==== Stored data
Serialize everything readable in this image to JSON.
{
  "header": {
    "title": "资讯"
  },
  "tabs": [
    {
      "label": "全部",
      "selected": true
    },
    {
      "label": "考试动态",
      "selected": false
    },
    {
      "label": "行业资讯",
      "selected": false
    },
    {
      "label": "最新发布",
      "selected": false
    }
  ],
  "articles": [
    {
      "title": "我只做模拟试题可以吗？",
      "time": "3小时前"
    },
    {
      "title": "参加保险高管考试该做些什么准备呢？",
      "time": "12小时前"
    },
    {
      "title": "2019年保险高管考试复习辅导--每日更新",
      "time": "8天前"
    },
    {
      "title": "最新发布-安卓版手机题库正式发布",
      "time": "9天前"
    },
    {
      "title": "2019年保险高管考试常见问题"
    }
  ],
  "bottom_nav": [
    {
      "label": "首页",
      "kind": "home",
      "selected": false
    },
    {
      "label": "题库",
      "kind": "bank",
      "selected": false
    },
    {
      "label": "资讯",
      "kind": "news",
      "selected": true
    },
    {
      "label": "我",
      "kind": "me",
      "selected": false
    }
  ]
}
========
Write down all the entries again without a single difference.

Answer to the problem =
Serialize everything readable in this image to JSON.
{
  "header": {
    "title": "资讯"
  },
  "tabs": [
    {
      "label": "全部",
      "selected": true
    },
    {
      "label": "考试动态",
      "selected": false
    },
    {
      "label": "行业资讯",
      "selected": false
    },
    {
      "label": "最新发布",
      "selected": false
    }
  ],
  "articles": [
    {
      "title": "我只做模拟试题可以吗？",
      "time": "3小时前"
    },
    {
      "title": "参加保险高管考试该做些什么准备呢？",
      "time": "12小时前"
    },
    {
      "title": "2019年保险高管考试复习辅导--每日更新",
      "time": "8天前"
    },
    {
      "title": "最新发布-安卓版手机题库正式发布",
      "time": "9天前"
    },
    {
      "title": "2019年保险高管考试常见问题"
    }
  ],
  "bottom_nav": [
    {
      "label": "首页",
      "kind": "home",
      "selected": false
    },
    {
      "label": "题库",
      "kind": "bank",
      "selected": false
    },
    {
      "label": "资讯",
      "kind": "news",
      "selected": true
    },
    {
      "label": "我",
      "kind": "me",
      "selected": false
    }
  ]
}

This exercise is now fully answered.